(Task goal) Find each line with the word "name" in it, then give the total alone.

# Exercise materials start

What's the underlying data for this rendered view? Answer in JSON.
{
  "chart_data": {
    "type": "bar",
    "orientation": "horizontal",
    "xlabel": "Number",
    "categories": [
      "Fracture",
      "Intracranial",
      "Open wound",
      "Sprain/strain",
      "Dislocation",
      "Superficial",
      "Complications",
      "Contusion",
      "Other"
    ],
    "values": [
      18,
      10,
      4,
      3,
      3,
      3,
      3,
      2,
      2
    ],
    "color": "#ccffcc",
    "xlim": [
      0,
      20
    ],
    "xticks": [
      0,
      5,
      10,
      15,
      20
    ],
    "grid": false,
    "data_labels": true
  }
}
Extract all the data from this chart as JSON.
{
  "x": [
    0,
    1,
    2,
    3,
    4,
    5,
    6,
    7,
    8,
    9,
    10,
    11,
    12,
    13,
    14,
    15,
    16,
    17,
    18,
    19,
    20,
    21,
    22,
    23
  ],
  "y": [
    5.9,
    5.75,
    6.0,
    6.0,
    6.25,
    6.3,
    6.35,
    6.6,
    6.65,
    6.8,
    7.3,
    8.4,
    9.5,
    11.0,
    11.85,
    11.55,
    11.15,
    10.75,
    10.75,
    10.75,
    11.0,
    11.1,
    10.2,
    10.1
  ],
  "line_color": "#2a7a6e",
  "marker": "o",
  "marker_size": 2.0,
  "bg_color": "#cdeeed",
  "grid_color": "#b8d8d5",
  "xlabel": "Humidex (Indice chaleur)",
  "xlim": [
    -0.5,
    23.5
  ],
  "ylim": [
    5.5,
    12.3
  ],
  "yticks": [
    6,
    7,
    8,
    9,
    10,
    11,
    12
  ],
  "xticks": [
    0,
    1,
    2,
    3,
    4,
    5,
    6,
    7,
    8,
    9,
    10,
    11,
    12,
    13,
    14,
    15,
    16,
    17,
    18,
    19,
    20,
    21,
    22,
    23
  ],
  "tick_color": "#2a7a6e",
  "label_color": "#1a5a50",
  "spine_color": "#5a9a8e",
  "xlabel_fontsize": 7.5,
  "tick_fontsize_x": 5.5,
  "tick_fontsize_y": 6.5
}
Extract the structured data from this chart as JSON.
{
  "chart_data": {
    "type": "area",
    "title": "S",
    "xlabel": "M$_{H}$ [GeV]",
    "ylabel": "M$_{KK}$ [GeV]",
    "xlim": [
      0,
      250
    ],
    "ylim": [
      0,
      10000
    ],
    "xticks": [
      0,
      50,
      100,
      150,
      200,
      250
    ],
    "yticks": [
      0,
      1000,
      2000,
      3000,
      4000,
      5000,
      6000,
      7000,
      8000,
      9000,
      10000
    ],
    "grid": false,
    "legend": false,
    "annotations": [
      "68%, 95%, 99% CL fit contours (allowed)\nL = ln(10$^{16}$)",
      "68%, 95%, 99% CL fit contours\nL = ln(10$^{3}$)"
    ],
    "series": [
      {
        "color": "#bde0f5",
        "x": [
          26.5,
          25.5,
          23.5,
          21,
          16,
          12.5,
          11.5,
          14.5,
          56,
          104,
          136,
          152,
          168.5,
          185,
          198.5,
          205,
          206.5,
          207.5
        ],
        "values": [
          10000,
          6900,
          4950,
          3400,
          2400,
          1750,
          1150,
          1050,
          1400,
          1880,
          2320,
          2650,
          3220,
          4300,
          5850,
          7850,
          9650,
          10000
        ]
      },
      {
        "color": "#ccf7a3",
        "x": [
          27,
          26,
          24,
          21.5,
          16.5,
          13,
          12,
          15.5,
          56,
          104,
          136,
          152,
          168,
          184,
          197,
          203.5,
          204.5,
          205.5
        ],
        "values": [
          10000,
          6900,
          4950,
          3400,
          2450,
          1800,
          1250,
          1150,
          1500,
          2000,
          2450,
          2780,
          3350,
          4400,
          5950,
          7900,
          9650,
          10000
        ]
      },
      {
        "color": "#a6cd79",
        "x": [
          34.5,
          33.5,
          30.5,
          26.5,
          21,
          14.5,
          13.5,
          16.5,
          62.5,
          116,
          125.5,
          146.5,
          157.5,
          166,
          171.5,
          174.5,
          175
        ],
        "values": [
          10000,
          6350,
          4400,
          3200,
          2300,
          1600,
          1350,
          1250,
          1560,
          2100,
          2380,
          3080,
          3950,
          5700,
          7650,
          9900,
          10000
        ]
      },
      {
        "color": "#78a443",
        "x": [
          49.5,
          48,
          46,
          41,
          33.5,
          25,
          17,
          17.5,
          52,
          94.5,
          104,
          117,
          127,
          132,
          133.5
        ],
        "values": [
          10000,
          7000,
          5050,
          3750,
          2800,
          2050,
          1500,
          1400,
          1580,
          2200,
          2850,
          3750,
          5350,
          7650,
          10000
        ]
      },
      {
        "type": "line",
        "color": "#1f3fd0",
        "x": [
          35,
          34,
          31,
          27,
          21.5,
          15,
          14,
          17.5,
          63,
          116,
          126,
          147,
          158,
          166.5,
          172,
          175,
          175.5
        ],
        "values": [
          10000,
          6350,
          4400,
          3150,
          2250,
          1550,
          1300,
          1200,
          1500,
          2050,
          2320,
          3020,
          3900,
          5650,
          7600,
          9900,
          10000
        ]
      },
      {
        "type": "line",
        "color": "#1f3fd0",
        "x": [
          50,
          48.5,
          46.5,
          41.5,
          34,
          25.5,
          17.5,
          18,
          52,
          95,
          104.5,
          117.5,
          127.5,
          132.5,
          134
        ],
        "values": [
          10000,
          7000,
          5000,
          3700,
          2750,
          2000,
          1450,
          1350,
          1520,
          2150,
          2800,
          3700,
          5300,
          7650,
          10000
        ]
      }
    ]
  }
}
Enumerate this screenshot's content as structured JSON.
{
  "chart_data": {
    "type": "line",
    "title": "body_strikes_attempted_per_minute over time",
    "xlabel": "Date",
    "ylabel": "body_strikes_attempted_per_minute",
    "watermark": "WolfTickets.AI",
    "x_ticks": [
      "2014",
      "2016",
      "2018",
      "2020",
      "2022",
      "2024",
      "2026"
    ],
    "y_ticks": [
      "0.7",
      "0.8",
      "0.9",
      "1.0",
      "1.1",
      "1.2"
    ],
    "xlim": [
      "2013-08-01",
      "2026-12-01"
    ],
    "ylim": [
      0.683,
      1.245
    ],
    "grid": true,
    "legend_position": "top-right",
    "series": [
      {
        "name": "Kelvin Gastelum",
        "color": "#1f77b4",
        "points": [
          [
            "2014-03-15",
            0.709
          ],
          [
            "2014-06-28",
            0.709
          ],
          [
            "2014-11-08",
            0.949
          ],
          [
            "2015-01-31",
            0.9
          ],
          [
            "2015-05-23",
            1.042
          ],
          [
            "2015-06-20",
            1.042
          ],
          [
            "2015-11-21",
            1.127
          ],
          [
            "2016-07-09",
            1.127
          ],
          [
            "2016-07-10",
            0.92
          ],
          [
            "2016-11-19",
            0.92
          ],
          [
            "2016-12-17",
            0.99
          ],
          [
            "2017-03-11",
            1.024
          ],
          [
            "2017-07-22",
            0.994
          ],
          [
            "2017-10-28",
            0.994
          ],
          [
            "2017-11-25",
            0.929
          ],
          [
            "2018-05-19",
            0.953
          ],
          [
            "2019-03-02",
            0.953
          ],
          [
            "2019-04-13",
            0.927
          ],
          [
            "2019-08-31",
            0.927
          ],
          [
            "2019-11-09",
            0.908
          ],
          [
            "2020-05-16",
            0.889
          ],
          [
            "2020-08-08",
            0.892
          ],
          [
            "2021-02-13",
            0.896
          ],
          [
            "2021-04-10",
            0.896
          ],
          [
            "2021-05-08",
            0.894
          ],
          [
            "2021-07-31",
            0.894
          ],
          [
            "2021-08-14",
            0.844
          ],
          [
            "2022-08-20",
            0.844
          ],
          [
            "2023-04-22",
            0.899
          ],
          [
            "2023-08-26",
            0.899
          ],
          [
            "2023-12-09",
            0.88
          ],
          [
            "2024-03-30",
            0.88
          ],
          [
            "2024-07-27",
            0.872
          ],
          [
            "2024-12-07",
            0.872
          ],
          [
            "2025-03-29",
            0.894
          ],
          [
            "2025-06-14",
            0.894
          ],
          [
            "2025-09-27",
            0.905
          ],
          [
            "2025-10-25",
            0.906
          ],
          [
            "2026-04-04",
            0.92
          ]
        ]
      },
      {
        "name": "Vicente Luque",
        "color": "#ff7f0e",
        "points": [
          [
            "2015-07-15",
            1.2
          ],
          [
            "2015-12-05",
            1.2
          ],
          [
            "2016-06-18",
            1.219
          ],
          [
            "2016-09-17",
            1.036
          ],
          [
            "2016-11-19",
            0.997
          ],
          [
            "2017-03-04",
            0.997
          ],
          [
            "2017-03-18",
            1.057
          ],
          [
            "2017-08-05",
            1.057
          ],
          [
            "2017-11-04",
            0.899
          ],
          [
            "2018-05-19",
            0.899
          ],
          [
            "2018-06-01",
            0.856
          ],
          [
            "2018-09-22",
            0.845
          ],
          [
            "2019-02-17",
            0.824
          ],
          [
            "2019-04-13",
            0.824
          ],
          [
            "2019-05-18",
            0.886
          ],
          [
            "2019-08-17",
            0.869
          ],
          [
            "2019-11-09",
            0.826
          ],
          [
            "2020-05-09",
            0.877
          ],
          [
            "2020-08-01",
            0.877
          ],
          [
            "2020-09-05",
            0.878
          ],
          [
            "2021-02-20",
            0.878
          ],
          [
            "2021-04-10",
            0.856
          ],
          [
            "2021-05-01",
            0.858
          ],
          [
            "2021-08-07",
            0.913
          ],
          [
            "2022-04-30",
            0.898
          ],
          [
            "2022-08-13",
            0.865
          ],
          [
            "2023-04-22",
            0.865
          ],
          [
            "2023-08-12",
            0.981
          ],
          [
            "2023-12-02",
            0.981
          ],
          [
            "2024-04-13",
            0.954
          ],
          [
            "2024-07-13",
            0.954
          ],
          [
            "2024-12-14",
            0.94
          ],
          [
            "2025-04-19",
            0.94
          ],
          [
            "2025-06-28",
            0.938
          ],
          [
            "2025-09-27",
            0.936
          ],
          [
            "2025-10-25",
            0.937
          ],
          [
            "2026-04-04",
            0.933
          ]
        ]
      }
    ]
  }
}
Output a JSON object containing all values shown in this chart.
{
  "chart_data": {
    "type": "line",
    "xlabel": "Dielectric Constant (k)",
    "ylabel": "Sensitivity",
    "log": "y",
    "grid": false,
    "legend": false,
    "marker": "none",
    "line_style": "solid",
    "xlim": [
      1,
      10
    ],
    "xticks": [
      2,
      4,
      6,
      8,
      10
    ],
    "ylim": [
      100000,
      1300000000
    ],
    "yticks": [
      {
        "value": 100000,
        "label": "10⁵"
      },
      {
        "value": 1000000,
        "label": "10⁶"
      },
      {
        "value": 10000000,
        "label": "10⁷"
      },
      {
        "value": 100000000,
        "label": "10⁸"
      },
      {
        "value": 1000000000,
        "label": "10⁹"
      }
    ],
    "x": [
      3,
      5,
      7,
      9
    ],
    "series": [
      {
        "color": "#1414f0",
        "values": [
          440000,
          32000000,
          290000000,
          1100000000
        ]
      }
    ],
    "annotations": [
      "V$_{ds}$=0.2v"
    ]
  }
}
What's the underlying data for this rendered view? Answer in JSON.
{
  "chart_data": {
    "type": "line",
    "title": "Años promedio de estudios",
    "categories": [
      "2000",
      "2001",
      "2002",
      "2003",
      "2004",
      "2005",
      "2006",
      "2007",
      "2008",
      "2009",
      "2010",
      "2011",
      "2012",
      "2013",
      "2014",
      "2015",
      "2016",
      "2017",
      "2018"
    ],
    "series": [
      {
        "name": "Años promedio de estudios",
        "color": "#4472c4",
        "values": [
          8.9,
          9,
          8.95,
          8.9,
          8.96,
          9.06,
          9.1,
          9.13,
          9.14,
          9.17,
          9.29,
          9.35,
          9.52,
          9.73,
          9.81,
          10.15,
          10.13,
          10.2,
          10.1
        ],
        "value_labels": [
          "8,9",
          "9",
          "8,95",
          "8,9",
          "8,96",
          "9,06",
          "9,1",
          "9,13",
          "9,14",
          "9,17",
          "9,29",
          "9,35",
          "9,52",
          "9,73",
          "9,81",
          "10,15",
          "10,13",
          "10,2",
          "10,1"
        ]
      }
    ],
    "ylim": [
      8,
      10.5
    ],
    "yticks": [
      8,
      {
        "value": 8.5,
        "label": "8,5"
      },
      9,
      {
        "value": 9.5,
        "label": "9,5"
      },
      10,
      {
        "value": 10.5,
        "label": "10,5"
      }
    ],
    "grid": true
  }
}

# Exercise materials end

(Task result) 3